-- Begin Extracted records --

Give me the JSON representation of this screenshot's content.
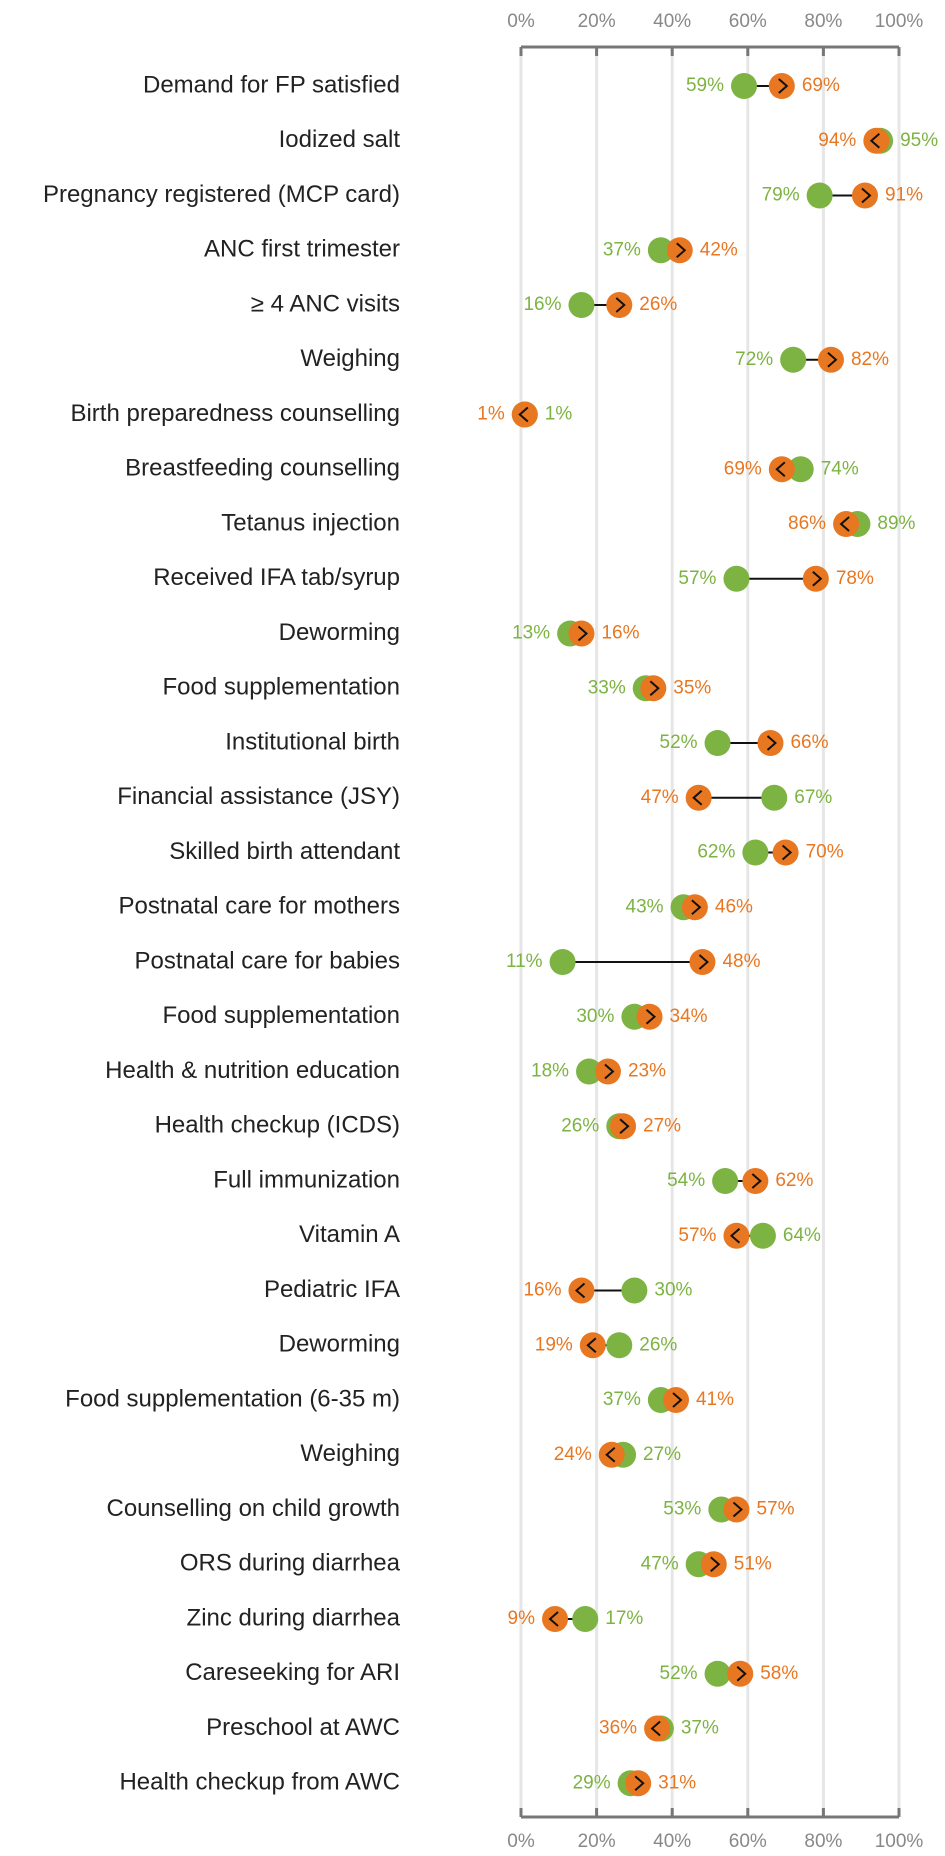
{
  "chart_data": {
    "type": "dumbbell",
    "categories": [
      "Demand for FP satisfied",
      "Iodized salt",
      "Pregnancy registered (MCP card)",
      "ANC first trimester",
      "≥ 4 ANC visits",
      "Weighing",
      "Birth preparedness counselling",
      "Breastfeeding counselling",
      "Tetanus injection",
      "Received IFA tab/syrup",
      "Deworming",
      "Food supplementation",
      "Institutional birth",
      "Financial assistance (JSY)",
      "Skilled birth attendant",
      "Postnatal care for mothers",
      "Postnatal care for babies",
      "Food supplementation",
      "Health & nutrition education",
      "Health checkup (ICDS)",
      "Full immunization",
      "Vitamin A",
      "Pediatric IFA",
      "Deworming",
      "Food supplementation (6-35 m)",
      "Weighing",
      "Counselling on child growth",
      "ORS during diarrhea",
      "Zinc during diarrhea",
      "Careseeking for ARI",
      "Preschool at AWC",
      "Health checkup from AWC"
    ],
    "series": [
      {
        "color": "#7cb342",
        "values": [
          59,
          95,
          79,
          37,
          16,
          72,
          1,
          74,
          89,
          57,
          13,
          33,
          52,
          67,
          62,
          43,
          11,
          30,
          18,
          26,
          54,
          64,
          30,
          26,
          37,
          27,
          53,
          47,
          17,
          52,
          37,
          29
        ],
        "value_labels": [
          "59%",
          "95%",
          "79%",
          "37%",
          "16%",
          "72%",
          "1%",
          "74%",
          "89%",
          "57%",
          "13%",
          "33%",
          "52%",
          "67%",
          "62%",
          "43%",
          "11%",
          "30%",
          "18%",
          "26%",
          "54%",
          "64%",
          "30%",
          "26%",
          "37%",
          "27%",
          "53%",
          "47%",
          "17%",
          "52%",
          "37%",
          "29%"
        ]
      },
      {
        "color": "#e87722",
        "values": [
          69,
          94,
          91,
          42,
          26,
          82,
          1,
          69,
          86,
          78,
          16,
          35,
          66,
          47,
          70,
          46,
          48,
          34,
          23,
          27,
          62,
          57,
          16,
          19,
          41,
          24,
          57,
          51,
          9,
          58,
          36,
          31
        ],
        "value_labels": [
          "69%",
          "94%",
          "91%",
          "42%",
          "26%",
          "82%",
          "1%",
          "69%",
          "86%",
          "78%",
          "16%",
          "35%",
          "66%",
          "47%",
          "70%",
          "46%",
          "48%",
          "34%",
          "23%",
          "27%",
          "62%",
          "57%",
          "16%",
          "19%",
          "41%",
          "24%",
          "57%",
          "51%",
          "9%",
          "58%",
          "36%",
          "31%"
        ]
      }
    ],
    "xlim": [
      0,
      100
    ],
    "xticks": [
      {
        "value": 0,
        "label": "0%"
      },
      {
        "value": 20,
        "label": "20%"
      },
      {
        "value": 40,
        "label": "40%"
      },
      {
        "value": 60,
        "label": "60%"
      },
      {
        "value": 80,
        "label": "80%"
      },
      {
        "value": 100,
        "label": "100%"
      }
    ],
    "grid": true
  }
}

-- End Extracted records --

Quote everything in the listing above exactly; pictures are the only thing to omit.

Give me the JSON representation of this screenshot's content.
{
  "chart_data": {
    "type": "dumbbell",
    "categories": [
      "Demand for FP satisfied",
      "Iodized salt",
      "Pregnancy registered (MCP card)",
      "ANC first trimester",
      "≥ 4 ANC visits",
      "Weighing",
      "Birth preparedness counselling",
      "Breastfeeding counselling",
      "Tetanus injection",
      "Received IFA tab/syrup",
      "Deworming",
      "Food supplementation",
      "Institutional birth",
      "Financial assistance (JSY)",
      "Skilled birth attendant",
      "Postnatal care for mothers",
      "Postnatal care for babies",
      "Food supplementation",
      "Health & nutrition education",
      "Health checkup (ICDS)",
      "Full immunization",
      "Vitamin A",
      "Pediatric IFA",
      "Deworming",
      "Food supplementation (6-35 m)",
      "Weighing",
      "Counselling on child growth",
      "ORS during diarrhea",
      "Zinc during diarrhea",
      "Careseeking for ARI",
      "Preschool at AWC",
      "Health checkup from AWC"
    ],
    "series": [
      {
        "color": "#7cb342",
        "values": [
          59,
          95,
          79,
          37,
          16,
          72,
          1,
          74,
          89,
          57,
          13,
          33,
          52,
          67,
          62,
          43,
          11,
          30,
          18,
          26,
          54,
          64,
          30,
          26,
          37,
          27,
          53,
          47,
          17,
          52,
          37,
          29
        ],
        "value_labels": [
          "59%",
          "95%",
          "79%",
          "37%",
          "16%",
          "72%",
          "1%",
          "74%",
          "89%",
          "57%",
          "13%",
          "33%",
          "52%",
          "67%",
          "62%",
          "43%",
          "11%",
          "30%",
          "18%",
          "26%",
          "54%",
          "64%",
          "30%",
          "26%",
          "37%",
          "27%",
          "53%",
          "47%",
          "17%",
          "52%",
          "37%",
          "29%"
        ]
      },
      {
        "color": "#e87722",
        "values": [
          69,
          94,
          91,
          42,
          26,
          82,
          1,
          69,
          86,
          78,
          16,
          35,
          66,
          47,
          70,
          46,
          48,
          34,
          23,
          27,
          62,
          57,
          16,
          19,
          41,
          24,
          57,
          51,
          9,
          58,
          36,
          31
        ],
        "value_labels": [
          "69%",
          "94%",
          "91%",
          "42%",
          "26%",
          "82%",
          "1%",
          "69%",
          "86%",
          "78%",
          "16%",
          "35%",
          "66%",
          "47%",
          "70%",
          "46%",
          "48%",
          "34%",
          "23%",
          "27%",
          "62%",
          "57%",
          "16%",
          "19%",
          "41%",
          "24%",
          "57%",
          "51%",
          "9%",
          "58%",
          "36%",
          "31%"
        ]
      }
    ],
    "xlim": [
      0,
      100
    ],
    "xticks": [
      {
        "value": 0,
        "label": "0%"
      },
      {
        "value": 20,
        "label": "20%"
      },
      {
        "value": 40,
        "label": "40%"
      },
      {
        "value": 60,
        "label": "60%"
      },
      {
        "value": 80,
        "label": "80%"
      },
      {
        "value": 100,
        "label": "100%"
      }
    ],
    "grid": true
  }
}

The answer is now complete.